Go through the listing and return every line with "Published" in it.

### [Excerpted records]
::::

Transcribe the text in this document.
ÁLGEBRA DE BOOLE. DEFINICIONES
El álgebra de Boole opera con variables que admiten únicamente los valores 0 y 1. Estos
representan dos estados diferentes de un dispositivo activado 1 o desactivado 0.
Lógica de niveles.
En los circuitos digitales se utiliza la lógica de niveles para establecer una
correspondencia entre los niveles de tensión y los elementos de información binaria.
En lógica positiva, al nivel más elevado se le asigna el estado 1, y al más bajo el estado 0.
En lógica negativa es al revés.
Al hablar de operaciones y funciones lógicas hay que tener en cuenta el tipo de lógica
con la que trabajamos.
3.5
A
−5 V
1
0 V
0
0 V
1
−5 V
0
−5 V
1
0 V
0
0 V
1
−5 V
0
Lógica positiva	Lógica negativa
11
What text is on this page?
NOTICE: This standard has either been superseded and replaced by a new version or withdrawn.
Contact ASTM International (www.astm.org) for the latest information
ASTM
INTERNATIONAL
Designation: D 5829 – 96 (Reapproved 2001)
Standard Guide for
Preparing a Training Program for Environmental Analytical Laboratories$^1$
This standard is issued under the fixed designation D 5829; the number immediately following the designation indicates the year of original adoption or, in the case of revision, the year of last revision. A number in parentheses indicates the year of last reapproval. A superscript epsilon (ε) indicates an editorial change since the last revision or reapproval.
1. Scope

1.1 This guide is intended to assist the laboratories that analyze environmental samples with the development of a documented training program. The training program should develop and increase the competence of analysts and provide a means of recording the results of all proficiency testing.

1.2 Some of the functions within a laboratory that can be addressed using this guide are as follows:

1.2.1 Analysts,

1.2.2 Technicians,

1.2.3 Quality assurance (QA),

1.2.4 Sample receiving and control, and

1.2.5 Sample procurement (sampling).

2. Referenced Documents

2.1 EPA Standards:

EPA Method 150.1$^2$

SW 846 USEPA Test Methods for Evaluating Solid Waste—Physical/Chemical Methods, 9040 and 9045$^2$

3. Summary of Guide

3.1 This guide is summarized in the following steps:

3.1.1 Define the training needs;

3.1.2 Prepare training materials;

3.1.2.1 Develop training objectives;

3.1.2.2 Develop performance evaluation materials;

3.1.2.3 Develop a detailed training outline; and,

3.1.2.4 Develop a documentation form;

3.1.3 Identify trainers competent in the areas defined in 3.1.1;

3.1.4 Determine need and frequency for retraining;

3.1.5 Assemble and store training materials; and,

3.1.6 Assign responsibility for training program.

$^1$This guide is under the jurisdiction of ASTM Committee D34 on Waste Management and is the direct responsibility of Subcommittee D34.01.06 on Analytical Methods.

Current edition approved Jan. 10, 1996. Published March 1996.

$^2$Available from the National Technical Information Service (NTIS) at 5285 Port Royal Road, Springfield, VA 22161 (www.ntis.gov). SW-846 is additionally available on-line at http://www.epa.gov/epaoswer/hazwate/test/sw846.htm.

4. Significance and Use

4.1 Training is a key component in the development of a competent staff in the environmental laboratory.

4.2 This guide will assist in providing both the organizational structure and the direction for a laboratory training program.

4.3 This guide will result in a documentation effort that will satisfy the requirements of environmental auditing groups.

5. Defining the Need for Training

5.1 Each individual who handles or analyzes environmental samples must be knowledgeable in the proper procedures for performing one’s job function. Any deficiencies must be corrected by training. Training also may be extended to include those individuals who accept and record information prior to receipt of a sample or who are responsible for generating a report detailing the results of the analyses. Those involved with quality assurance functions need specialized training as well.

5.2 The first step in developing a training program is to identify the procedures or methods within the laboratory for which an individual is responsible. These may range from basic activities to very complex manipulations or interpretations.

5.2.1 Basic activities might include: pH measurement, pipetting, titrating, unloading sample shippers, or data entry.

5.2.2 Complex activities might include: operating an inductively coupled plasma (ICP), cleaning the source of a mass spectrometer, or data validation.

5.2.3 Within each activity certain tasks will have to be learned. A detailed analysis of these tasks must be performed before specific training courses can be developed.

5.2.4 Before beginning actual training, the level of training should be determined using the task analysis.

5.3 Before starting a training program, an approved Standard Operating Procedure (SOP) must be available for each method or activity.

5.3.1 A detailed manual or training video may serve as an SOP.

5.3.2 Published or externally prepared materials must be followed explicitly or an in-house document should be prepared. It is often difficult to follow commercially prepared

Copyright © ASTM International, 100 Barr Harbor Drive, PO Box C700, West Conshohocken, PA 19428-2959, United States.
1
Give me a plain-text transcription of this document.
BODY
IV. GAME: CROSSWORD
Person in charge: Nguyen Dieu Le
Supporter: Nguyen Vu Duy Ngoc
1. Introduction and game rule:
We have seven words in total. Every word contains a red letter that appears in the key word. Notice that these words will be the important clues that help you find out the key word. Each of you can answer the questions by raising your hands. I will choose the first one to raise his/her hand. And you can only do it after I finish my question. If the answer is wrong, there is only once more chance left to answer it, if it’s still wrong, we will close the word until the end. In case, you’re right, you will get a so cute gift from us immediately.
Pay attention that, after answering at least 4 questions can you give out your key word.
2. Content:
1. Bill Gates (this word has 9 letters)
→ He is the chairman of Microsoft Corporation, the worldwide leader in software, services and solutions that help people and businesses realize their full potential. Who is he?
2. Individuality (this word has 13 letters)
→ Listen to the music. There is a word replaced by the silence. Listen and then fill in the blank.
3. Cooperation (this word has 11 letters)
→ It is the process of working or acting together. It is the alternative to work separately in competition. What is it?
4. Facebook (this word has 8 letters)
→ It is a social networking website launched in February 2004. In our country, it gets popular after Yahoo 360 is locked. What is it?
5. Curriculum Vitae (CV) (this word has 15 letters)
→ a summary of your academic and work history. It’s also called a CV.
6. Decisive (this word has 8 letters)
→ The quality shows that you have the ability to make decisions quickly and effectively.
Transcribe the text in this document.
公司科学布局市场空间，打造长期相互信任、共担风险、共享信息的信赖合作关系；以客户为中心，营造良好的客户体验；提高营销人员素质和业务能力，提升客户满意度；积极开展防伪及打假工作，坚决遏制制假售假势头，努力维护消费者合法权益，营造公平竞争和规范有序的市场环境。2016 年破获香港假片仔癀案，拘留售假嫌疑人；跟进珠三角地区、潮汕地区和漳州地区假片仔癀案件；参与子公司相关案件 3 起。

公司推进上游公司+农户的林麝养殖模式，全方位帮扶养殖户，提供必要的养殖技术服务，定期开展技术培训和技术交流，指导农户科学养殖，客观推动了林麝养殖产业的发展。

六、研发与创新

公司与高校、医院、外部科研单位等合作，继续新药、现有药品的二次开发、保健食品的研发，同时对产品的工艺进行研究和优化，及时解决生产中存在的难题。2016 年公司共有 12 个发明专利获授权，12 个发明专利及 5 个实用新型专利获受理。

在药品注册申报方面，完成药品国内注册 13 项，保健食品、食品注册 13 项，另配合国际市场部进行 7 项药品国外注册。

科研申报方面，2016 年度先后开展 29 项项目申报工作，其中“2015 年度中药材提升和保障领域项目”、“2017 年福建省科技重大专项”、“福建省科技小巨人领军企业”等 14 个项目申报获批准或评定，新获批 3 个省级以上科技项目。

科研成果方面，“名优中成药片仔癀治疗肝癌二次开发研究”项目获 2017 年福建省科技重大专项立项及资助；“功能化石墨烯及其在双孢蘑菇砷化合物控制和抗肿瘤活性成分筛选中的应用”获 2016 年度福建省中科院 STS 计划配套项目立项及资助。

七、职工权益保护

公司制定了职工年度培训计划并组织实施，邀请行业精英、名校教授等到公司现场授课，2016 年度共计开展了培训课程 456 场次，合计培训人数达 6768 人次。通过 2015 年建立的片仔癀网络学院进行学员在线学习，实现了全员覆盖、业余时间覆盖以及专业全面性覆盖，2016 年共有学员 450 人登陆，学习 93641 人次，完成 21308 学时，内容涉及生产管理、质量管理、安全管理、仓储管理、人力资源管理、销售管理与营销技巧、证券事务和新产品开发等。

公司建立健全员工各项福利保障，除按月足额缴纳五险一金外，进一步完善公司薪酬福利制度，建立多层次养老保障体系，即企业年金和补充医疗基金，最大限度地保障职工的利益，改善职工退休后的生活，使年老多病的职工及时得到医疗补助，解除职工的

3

::::

### [Result below]
Current edition approved Jan. 10, 1996. Published March 1996.
5.3.2 Published or externally prepared materials must be followed explicitly or an in-house document should be prepared. It is often difficult to follow commercially prepared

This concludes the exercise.